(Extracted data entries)
======
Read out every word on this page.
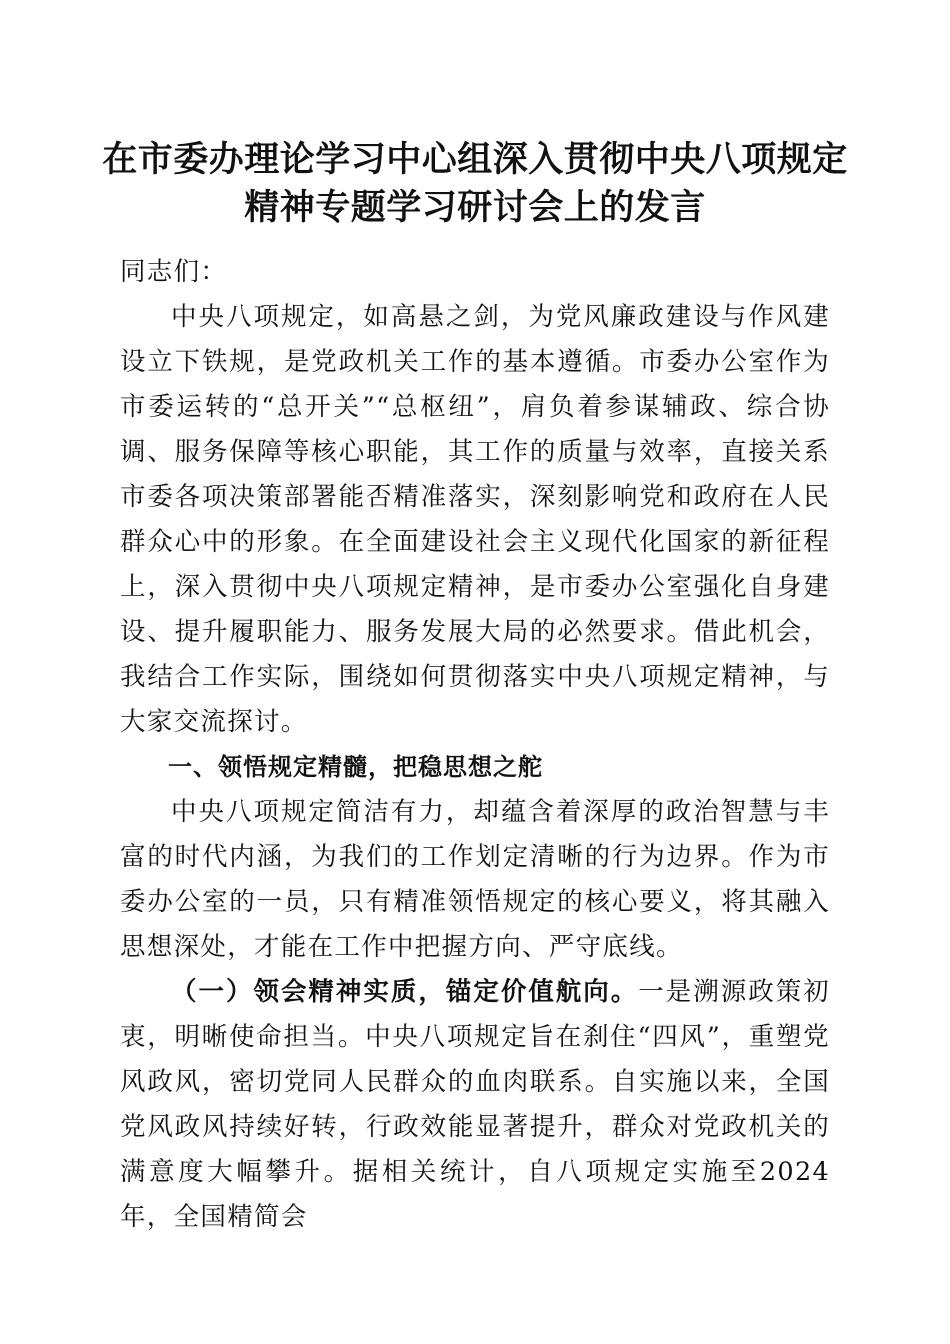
在市委办理论学习中心组深入贯彻中央八项规定精神专题学习研讨会上的发言

同志们：

中央八项规定，如高悬之剑，为党风廉政建设与作风建设立下铁规，是党政机关工作的基本遵循。市委办公室作为市委运转的“总开关”“总枢纽”，肩负着参谋辅政、综合协调、服务保障等核心职能，其工作的质量与效率，直接关系市委各项决策部署能否精准落实，深刻影响党和政府在人民群众心中的形象。在全面建设社会主义现代化国家的新征程上，深入贯彻中央八项规定精神，是市委办公室强化自身建设、提升履职能力、服务发展大局的必然要求。借此机会，我结合工作实际，围绕如何贯彻落实中央八项规定精神，与大家交流探讨。

一、领悟规定精髓，把稳思想之舵

中央八项规定简洁有力，却蕴含着深厚的政治智慧与丰富的时代内涵，为我们的工作划定清晰的行为边界。作为市委办公室的一员，只有精准领悟规定的核心要义，将其融入思想深处，才能在工作中把握方向、严守底线。

（一）领会精神实质，锚定价值航向。一是溯源政策初衷，明晰使命担当。中央八项规定旨在刹住“四风”，重塑党风政风，密切党同人民群众的血肉联系。自实施以来，全国党风政风持续好转，行政效能显著提升，群众对党政机关的满意度大幅攀升。据相关统计，自八项规定实施至2024年，全国精简会
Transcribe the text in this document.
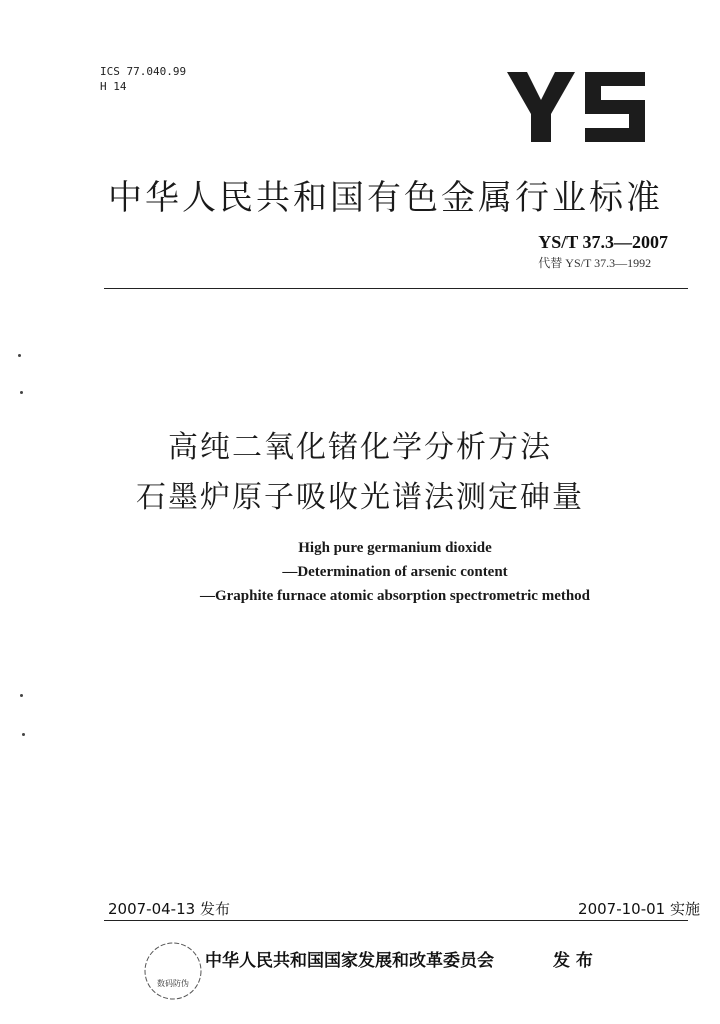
ICS 77.040.99
H 14
中华人民共和国有色金属行业标准
YS/T 37.3—2007
代替 YS/T 37.3—1992
高纯二氧化锗化学分析方法
石墨炉原子吸收光谱法测定砷量
High pure germanium dioxide
—Determination of arsenic content
—Graphite furnace atomic absorption spectrometric method
2007-04-13 发布	2007-10-01 实施
数码防伪
中华人民共和国国家发展和改革委员会	发 布
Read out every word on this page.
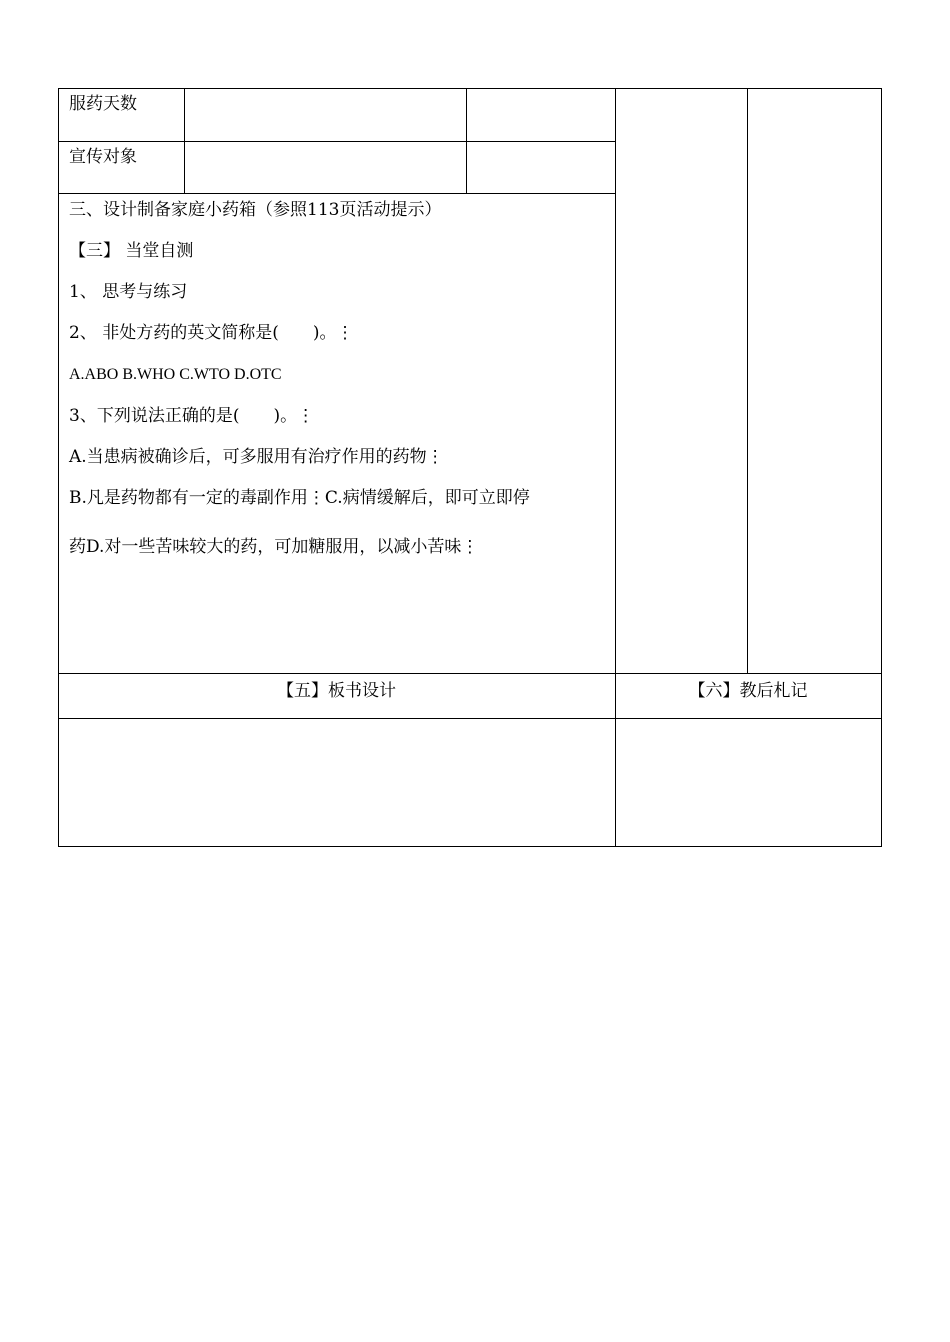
服药天数
宣传对象
三、设计制备家庭小药箱（参照113页活动提示）
【三】 当堂自测
1、 思考与练习
2、 非处方药的英文简称是(　　)。⋮
A.ABO B.WHO C.WTO D.OTC
3、下列说法正确的是(　　)。⋮
A.当患病被确诊后，可多服用有治疗作用的药物⋮
B.凡是药物都有一定的毒副作用⋮C.病情缓解后，即可立即停
药D.对一些苦味较大的药，可加糖服用，以减小苦味⋮
【五】板书设计	【六】教后札记
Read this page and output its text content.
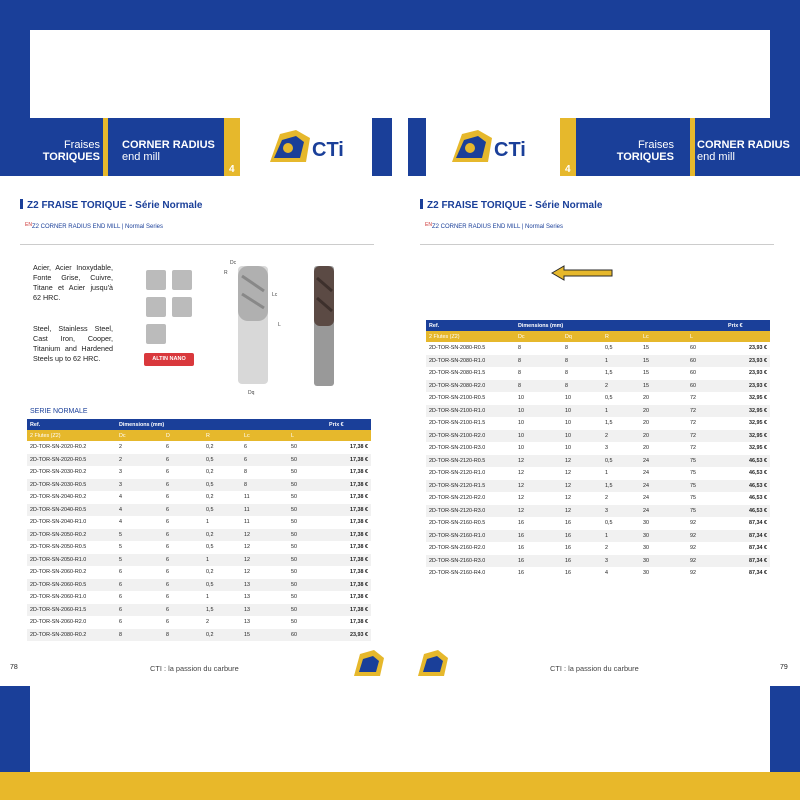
Fraises
TORIQUES
CORNER RADIUS
end mill
4
CTi
Z2 FRAISE TORIQUE - Série Normale
$^{EN}$Z2 CORNER RADIUS END MILL | Normal Series
Acier, Acier Inoxydable, Fonte Grise, Cuivre, Titane et Acier jusqu'à 62 HRC.
Steel, Stainless Steel, Cast Iron, Cooper, Titanium and Hardened Steels up to 62 HRC.	ALTIN NANO
Dc
R
Lc
L
Dq
SERIE NORMALE
Ref.	Dimensions (mm)					Prix €
2 Flutes (Z2)	Dc	D	R	Lc	L	
2D-TOR-SN-2020-R0.2	2	6	0,2	6	50	17,38 €
2D-TOR-SN-2020-R0.5	2	6	0,5	6	50	17,38 €
2D-TOR-SN-2030-R0.2	3	6	0,2	8	50	17,38 €
2D-TOR-SN-2030-R0.5	3	6	0,5	8	50	17,38 €
2D-TOR-SN-2040-R0.2	4	6	0,2	11	50	17,38 €
2D-TOR-SN-2040-R0.5	4	6	0,5	11	50	17,38 €
2D-TOR-SN-2040-R1.0	4	6	1	11	50	17,38 €
2D-TOR-SN-2050-R0.2	5	6	0,2	12	50	17,38 €
2D-TOR-SN-2050-R0.5	5	6	0,5	12	50	17,38 €
2D-TOR-SN-2050-R1.0	5	6	1	12	50	17,38 €
2D-TOR-SN-2060-R0.2	6	6	0,2	12	50	17,38 €
2D-TOR-SN-2060-R0.5	6	6	0,5	13	50	17,38 €
2D-TOR-SN-2060-R1.0	6	6	1	13	50	17,38 €
2D-TOR-SN-2060-R1.5	6	6	1,5	13	50	17,38 €
2D-TOR-SN-2060-R2.0	6	6	2	13	50	17,38 €
2D-TOR-SN-2080-R0.2	8	8	0,2	15	60	23,93 €
78	CTI : la passion du carbure
CTi
4
Fraises
TORIQUES
CORNER RADIUS
end mill
Z2 FRAISE TORIQUE - Série Normale
$^{EN}$Z2 CORNER RADIUS END MILL | Normal Series
Ref.	Dimensions (mm)					Prix €
2 Flutes (Z2)	Dc	Dq	R	Lc	L	
2D-TOR-SN-2080-R0.5	8	8	0,5	15	60	23,93 €
2D-TOR-SN-2080-R1.0	8	8	1	15	60	23,93 €
2D-TOR-SN-2080-R1.5	8	8	1,5	15	60	23,93 €
2D-TOR-SN-2080-R2.0	8	8	2	15	60	23,93 €
2D-TOR-SN-2100-R0.5	10	10	0,5	20	72	32,95 €
2D-TOR-SN-2100-R1.0	10	10	1	20	72	32,95 €
2D-TOR-SN-2100-R1.5	10	10	1,5	20	72	32,95 €
2D-TOR-SN-2100-R2.0	10	10	2	20	72	32,95 €
2D-TOR-SN-2100-R3.0	10	10	3	20	72	32,95 €
2D-TOR-SN-2120-R0.5	12	12	0,5	24	75	46,53 €
2D-TOR-SN-2120-R1.0	12	12	1	24	75	46,53 €
2D-TOR-SN-2120-R1.5	12	12	1,5	24	75	46,53 €
2D-TOR-SN-2120-R2.0	12	12	2	24	75	46,53 €
2D-TOR-SN-2120-R3.0	12	12	3	24	75	46,53 €
2D-TOR-SN-2160-R0.5	16	16	0,5	30	92	87,34 €
2D-TOR-SN-2160-R1.0	16	16	1	30	92	87,34 €
2D-TOR-SN-2160-R2.0	16	16	2	30	92	87,34 €
2D-TOR-SN-2160-R3.0	16	16	3	30	92	87,34 €
2D-TOR-SN-2160-R4.0	16	16	4	30	92	87,34 €
CTI : la passion du carbure	79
======
• _To be done_
Without including any pictures, please restate all the records exactly.

• _Written reply_
Read out every word on this page.
在市委办理论学习中心组深入贯彻中央八项规定精神专题学习研讨会上的发言

同志们：

中央八项规定，如高悬之剑，为党风廉政建设与作风建设立下铁规，是党政机关工作的基本遵循。市委办公室作为市委运转的“总开关”“总枢纽”，肩负着参谋辅政、综合协调、服务保障等核心职能，其工作的质量与效率，直接关系市委各项决策部署能否精准落实，深刻影响党和政府在人民群众心中的形象。在全面建设社会主义现代化国家的新征程上，深入贯彻中央八项规定精神，是市委办公室强化自身建设、提升履职能力、服务发展大局的必然要求。借此机会，我结合工作实际，围绕如何贯彻落实中央八项规定精神，与大家交流探讨。

一、领悟规定精髓，把稳思想之舵

中央八项规定简洁有力，却蕴含着深厚的政治智慧与丰富的时代内涵，为我们的工作划定清晰的行为边界。作为市委办公室的一员，只有精准领悟规定的核心要义，将其融入思想深处，才能在工作中把握方向、严守底线。

（一）领会精神实质，锚定价值航向。一是溯源政策初衷，明晰使命担当。中央八项规定旨在刹住“四风”，重塑党风政风，密切党同人民群众的血肉联系。自实施以来，全国党风政风持续好转，行政效能显著提升，群众对党政机关的满意度大幅攀升。据相关统计，自八项规定实施至2024年，全国精简会
Transcribe the text in this document.
ICS 77.040.99
H 14
中华人民共和国有色金属行业标准
YS/T 37.3—2007
代替 YS/T 37.3—1992
高纯二氧化锗化学分析方法
石墨炉原子吸收光谱法测定砷量
High pure germanium dioxide
—Determination of arsenic content
—Graphite furnace atomic absorption spectrometric method
2007-04-13 发布	2007-10-01 实施
数码防伪
中华人民共和国国家发展和改革委员会	发 布
Read out every word on this page.
服药天数
宣传对象
三、设计制备家庭小药箱（参照113页活动提示）
【三】 当堂自测
1、 思考与练习
2、 非处方药的英文简称是(　　)。⋮
A.ABO B.WHO C.WTO D.OTC
3、下列说法正确的是(　　)。⋮
A.当患病被确诊后，可多服用有治疗作用的药物⋮
B.凡是药物都有一定的毒副作用⋮C.病情缓解后，即可立即停
药D.对一些苦味较大的药，可加糖服用，以减小苦味⋮
【五】板书设计	【六】教后札记
Read this page and output its text content.
Fraises
TORIQUES
CORNER RADIUS
end mill
4
CTi
Z2 FRAISE TORIQUE - Série Normale
$^{EN}$Z2 CORNER RADIUS END MILL | Normal Series
Acier, Acier Inoxydable, Fonte Grise, Cuivre, Titane et Acier jusqu'à 62 HRC.
Steel, Stainless Steel, Cast Iron, Cooper, Titanium and Hardened Steels up to 62 HRC.	ALTIN NANO
Dc
R
Lc
L
Dq
SERIE NORMALE
Ref.	Dimensions (mm)					Prix €
2 Flutes (Z2)	Dc	D	R	Lc	L	
2D-TOR-SN-2020-R0.2	2	6	0,2	6	50	17,38 €
2D-TOR-SN-2020-R0.5	2	6	0,5	6	50	17,38 €
2D-TOR-SN-2030-R0.2	3	6	0,2	8	50	17,38 €
2D-TOR-SN-2030-R0.5	3	6	0,5	8	50	17,38 €
2D-TOR-SN-2040-R0.2	4	6	0,2	11	50	17,38 €
2D-TOR-SN-2040-R0.5	4	6	0,5	11	50	17,38 €
2D-TOR-SN-2040-R1.0	4	6	1	11	50	17,38 €
2D-TOR-SN-2050-R0.2	5	6	0,2	12	50	17,38 €
2D-TOR-SN-2050-R0.5	5	6	0,5	12	50	17,38 €
2D-TOR-SN-2050-R1.0	5	6	1	12	50	17,38 €
2D-TOR-SN-2060-R0.2	6	6	0,2	12	50	17,38 €
2D-TOR-SN-2060-R0.5	6	6	0,5	13	50	17,38 €
2D-TOR-SN-2060-R1.0	6	6	1	13	50	17,38 €
2D-TOR-SN-2060-R1.5	6	6	1,5	13	50	17,38 €
2D-TOR-SN-2060-R2.0	6	6	2	13	50	17,38 €
2D-TOR-SN-2080-R0.2	8	8	0,2	15	60	23,93 €
78	CTI : la passion du carbure
CTi
4
Fraises
TORIQUES
CORNER RADIUS
end mill
Z2 FRAISE TORIQUE - Série Normale
$^{EN}$Z2 CORNER RADIUS END MILL | Normal Series
Ref.	Dimensions (mm)					Prix €
2 Flutes (Z2)	Dc	Dq	R	Lc	L	
2D-TOR-SN-2080-R0.5	8	8	0,5	15	60	23,93 €
2D-TOR-SN-2080-R1.0	8	8	1	15	60	23,93 €
2D-TOR-SN-2080-R1.5	8	8	1,5	15	60	23,93 €
2D-TOR-SN-2080-R2.0	8	8	2	15	60	23,93 €
2D-TOR-SN-2100-R0.5	10	10	0,5	20	72	32,95 €
2D-TOR-SN-2100-R1.0	10	10	1	20	72	32,95 €
2D-TOR-SN-2100-R1.5	10	10	1,5	20	72	32,95 €
2D-TOR-SN-2100-R2.0	10	10	2	20	72	32,95 €
2D-TOR-SN-2100-R3.0	10	10	3	20	72	32,95 €
2D-TOR-SN-2120-R0.5	12	12	0,5	24	75	46,53 €
2D-TOR-SN-2120-R1.0	12	12	1	24	75	46,53 €
2D-TOR-SN-2120-R1.5	12	12	1,5	24	75	46,53 €
2D-TOR-SN-2120-R2.0	12	12	2	24	75	46,53 €
2D-TOR-SN-2120-R3.0	12	12	3	24	75	46,53 €
2D-TOR-SN-2160-R0.5	16	16	0,5	30	92	87,34 €
2D-TOR-SN-2160-R1.0	16	16	1	30	92	87,34 €
2D-TOR-SN-2160-R2.0	16	16	2	30	92	87,34 €
2D-TOR-SN-2160-R3.0	16	16	3	30	92	87,34 €
2D-TOR-SN-2160-R4.0	16	16	4	30	92	87,34 €
CTI : la passion du carbure	79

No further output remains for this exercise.